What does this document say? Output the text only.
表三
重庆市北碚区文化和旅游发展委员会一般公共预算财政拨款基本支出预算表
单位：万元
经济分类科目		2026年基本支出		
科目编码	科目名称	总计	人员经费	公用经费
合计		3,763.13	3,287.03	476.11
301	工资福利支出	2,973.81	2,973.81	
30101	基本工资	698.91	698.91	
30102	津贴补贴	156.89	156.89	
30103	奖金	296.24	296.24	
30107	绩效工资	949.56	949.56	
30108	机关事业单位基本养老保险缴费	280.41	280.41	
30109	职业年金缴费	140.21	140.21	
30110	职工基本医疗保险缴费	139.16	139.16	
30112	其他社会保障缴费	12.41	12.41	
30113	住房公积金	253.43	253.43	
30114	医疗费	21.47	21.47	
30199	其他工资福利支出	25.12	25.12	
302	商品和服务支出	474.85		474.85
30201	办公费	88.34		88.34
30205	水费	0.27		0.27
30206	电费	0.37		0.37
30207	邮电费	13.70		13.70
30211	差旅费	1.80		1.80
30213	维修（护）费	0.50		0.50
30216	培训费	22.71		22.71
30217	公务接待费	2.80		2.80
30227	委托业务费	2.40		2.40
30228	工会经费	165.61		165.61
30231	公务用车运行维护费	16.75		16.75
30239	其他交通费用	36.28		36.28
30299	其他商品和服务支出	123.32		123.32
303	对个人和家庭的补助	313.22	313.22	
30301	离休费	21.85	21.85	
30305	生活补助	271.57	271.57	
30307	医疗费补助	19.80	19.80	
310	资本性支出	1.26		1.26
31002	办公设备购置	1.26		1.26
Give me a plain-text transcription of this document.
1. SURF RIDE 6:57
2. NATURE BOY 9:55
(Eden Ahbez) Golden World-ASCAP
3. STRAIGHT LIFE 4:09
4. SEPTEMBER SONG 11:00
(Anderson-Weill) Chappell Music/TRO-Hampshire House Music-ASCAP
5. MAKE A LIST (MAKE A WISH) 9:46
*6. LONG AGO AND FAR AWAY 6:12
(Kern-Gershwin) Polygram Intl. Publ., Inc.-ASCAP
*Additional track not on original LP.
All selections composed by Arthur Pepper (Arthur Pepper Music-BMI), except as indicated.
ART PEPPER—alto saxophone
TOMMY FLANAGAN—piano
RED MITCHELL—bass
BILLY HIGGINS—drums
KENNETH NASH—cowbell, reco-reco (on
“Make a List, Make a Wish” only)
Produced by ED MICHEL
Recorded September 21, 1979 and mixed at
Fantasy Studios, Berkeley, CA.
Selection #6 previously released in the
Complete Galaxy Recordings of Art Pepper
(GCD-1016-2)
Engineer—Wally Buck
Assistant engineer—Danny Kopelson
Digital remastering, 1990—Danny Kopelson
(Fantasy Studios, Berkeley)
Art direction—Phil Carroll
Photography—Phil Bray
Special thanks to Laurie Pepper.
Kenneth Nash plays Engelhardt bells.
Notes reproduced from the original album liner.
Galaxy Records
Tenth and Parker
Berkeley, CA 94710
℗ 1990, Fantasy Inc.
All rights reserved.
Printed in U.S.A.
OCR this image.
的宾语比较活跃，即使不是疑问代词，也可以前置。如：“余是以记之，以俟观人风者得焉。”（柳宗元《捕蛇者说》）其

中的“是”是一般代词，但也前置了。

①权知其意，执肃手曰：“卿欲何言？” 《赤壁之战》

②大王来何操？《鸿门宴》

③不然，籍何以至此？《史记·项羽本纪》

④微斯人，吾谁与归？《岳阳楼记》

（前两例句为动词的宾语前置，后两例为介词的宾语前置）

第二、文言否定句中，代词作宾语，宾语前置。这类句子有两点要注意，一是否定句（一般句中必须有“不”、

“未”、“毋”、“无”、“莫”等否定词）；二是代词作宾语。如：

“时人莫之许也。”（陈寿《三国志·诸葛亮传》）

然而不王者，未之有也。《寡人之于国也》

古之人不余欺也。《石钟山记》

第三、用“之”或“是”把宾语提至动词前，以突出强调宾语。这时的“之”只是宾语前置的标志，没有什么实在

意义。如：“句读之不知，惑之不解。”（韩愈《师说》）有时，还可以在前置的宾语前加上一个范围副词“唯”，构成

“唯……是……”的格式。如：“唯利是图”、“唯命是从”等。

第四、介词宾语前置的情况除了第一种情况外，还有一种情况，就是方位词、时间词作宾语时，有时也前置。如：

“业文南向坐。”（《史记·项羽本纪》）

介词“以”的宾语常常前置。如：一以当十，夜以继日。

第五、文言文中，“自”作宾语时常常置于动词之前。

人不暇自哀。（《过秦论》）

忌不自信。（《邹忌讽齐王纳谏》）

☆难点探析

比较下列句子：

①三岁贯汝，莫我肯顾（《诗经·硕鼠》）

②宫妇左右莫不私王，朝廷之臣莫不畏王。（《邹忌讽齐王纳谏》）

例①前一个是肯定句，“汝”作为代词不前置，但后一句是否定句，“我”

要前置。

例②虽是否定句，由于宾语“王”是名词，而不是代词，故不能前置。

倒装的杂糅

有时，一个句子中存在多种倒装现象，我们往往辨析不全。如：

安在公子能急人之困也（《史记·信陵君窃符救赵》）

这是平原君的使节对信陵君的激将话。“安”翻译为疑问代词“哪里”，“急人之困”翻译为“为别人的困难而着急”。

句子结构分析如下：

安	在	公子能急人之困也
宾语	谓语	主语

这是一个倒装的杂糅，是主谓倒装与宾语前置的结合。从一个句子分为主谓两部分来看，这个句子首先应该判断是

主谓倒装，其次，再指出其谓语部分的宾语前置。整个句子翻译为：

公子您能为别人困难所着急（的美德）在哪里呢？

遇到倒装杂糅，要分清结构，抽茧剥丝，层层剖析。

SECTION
- - -
### [Exercise brief]
The entries above must be returned exactly.

### [Exercise response]
What does this document say? Output the text only.
表三
重庆市北碚区文化和旅游发展委员会一般公共预算财政拨款基本支出预算表
单位：万元
经济分类科目		2026年基本支出		
科目编码	科目名称	总计	人员经费	公用经费
合计		3,763.13	3,287.03	476.11
301	工资福利支出	2,973.81	2,973.81	
30101	基本工资	698.91	698.91	
30102	津贴补贴	156.89	156.89	
30103	奖金	296.24	296.24	
30107	绩效工资	949.56	949.56	
30108	机关事业单位基本养老保险缴费	280.41	280.41	
30109	职业年金缴费	140.21	140.21	
30110	职工基本医疗保险缴费	139.16	139.16	
30112	其他社会保障缴费	12.41	12.41	
30113	住房公积金	253.43	253.43	
30114	医疗费	21.47	21.47	
30199	其他工资福利支出	25.12	25.12	
302	商品和服务支出	474.85		474.85
30201	办公费	88.34		88.34
30205	水费	0.27		0.27
30206	电费	0.37		0.37
30207	邮电费	13.70		13.70
30211	差旅费	1.80		1.80
30213	维修（护）费	0.50		0.50
30216	培训费	22.71		22.71
30217	公务接待费	2.80		2.80
30227	委托业务费	2.40		2.40
30228	工会经费	165.61		165.61
30231	公务用车运行维护费	16.75		16.75
30239	其他交通费用	36.28		36.28
30299	其他商品和服务支出	123.32		123.32
303	对个人和家庭的补助	313.22	313.22	
30301	离休费	21.85	21.85	
30305	生活补助	271.57	271.57	
30307	医疗费补助	19.80	19.80	
310	资本性支出	1.26		1.26
31002	办公设备购置	1.26		1.26
Give me a plain-text transcription of this document.
1. SURF RIDE 6:57
2. NATURE BOY 9:55
(Eden Ahbez) Golden World-ASCAP
3. STRAIGHT LIFE 4:09
4. SEPTEMBER SONG 11:00
(Anderson-Weill) Chappell Music/TRO-Hampshire House Music-ASCAP
5. MAKE A LIST (MAKE A WISH) 9:46
*6. LONG AGO AND FAR AWAY 6:12
(Kern-Gershwin) Polygram Intl. Publ., Inc.-ASCAP
*Additional track not on original LP.
All selections composed by Arthur Pepper (Arthur Pepper Music-BMI), except as indicated.
ART PEPPER—alto saxophone
TOMMY FLANAGAN—piano
RED MITCHELL—bass
BILLY HIGGINS—drums
KENNETH NASH—cowbell, reco-reco (on
“Make a List, Make a Wish” only)
Produced by ED MICHEL
Recorded September 21, 1979 and mixed at
Fantasy Studios, Berkeley, CA.
Selection #6 previously released in the
Complete Galaxy Recordings of Art Pepper
(GCD-1016-2)
Engineer—Wally Buck
Assistant engineer—Danny Kopelson
Digital remastering, 1990—Danny Kopelson
(Fantasy Studios, Berkeley)
Art direction—Phil Carroll
Photography—Phil Bray
Special thanks to Laurie Pepper.
Kenneth Nash plays Engelhardt bells.
Notes reproduced from the original album liner.
Galaxy Records
Tenth and Parker
Berkeley, CA 94710
℗ 1990, Fantasy Inc.
All rights reserved.
Printed in U.S.A.
OCR this image.
的宾语比较活跃，即使不是疑问代词，也可以前置。如：“余是以记之，以俟观人风者得焉。”（柳宗元《捕蛇者说》）其

中的“是”是一般代词，但也前置了。

①权知其意，执肃手曰：“卿欲何言？” 《赤壁之战》

②大王来何操？《鸿门宴》

③不然，籍何以至此？《史记·项羽本纪》

④微斯人，吾谁与归？《岳阳楼记》

（前两例句为动词的宾语前置，后两例为介词的宾语前置）

第二、文言否定句中，代词作宾语，宾语前置。这类句子有两点要注意，一是否定句（一般句中必须有“不”、

“未”、“毋”、“无”、“莫”等否定词）；二是代词作宾语。如：

“时人莫之许也。”（陈寿《三国志·诸葛亮传》）

然而不王者，未之有也。《寡人之于国也》

古之人不余欺也。《石钟山记》

第三、用“之”或“是”把宾语提至动词前，以突出强调宾语。这时的“之”只是宾语前置的标志，没有什么实在

意义。如：“句读之不知，惑之不解。”（韩愈《师说》）有时，还可以在前置的宾语前加上一个范围副词“唯”，构成

“唯……是……”的格式。如：“唯利是图”、“唯命是从”等。

第四、介词宾语前置的情况除了第一种情况外，还有一种情况，就是方位词、时间词作宾语时，有时也前置。如：

“业文南向坐。”（《史记·项羽本纪》）

介词“以”的宾语常常前置。如：一以当十，夜以继日。

第五、文言文中，“自”作宾语时常常置于动词之前。

人不暇自哀。（《过秦论》）

忌不自信。（《邹忌讽齐王纳谏》）

☆难点探析

比较下列句子：

①三岁贯汝，莫我肯顾（《诗经·硕鼠》）

②宫妇左右莫不私王，朝廷之臣莫不畏王。（《邹忌讽齐王纳谏》）

例①前一个是肯定句，“汝”作为代词不前置，但后一句是否定句，“我”

要前置。

例②虽是否定句，由于宾语“王”是名词，而不是代词，故不能前置。

倒装的杂糅

有时，一个句子中存在多种倒装现象，我们往往辨析不全。如：

安在公子能急人之困也（《史记·信陵君窃符救赵》）

这是平原君的使节对信陵君的激将话。“安”翻译为疑问代词“哪里”，“急人之困”翻译为“为别人的困难而着急”。

句子结构分析如下：

安	在	公子能急人之困也
宾语	谓语	主语

这是一个倒装的杂糅，是主谓倒装与宾语前置的结合。从一个句子分为主谓两部分来看，这个句子首先应该判断是

主谓倒装，其次，再指出其谓语部分的宾语前置。整个句子翻译为：

公子您能为别人困难所着急（的美德）在哪里呢？

遇到倒装杂糅，要分清结构，抽茧剥丝，层层剖析。

SECTION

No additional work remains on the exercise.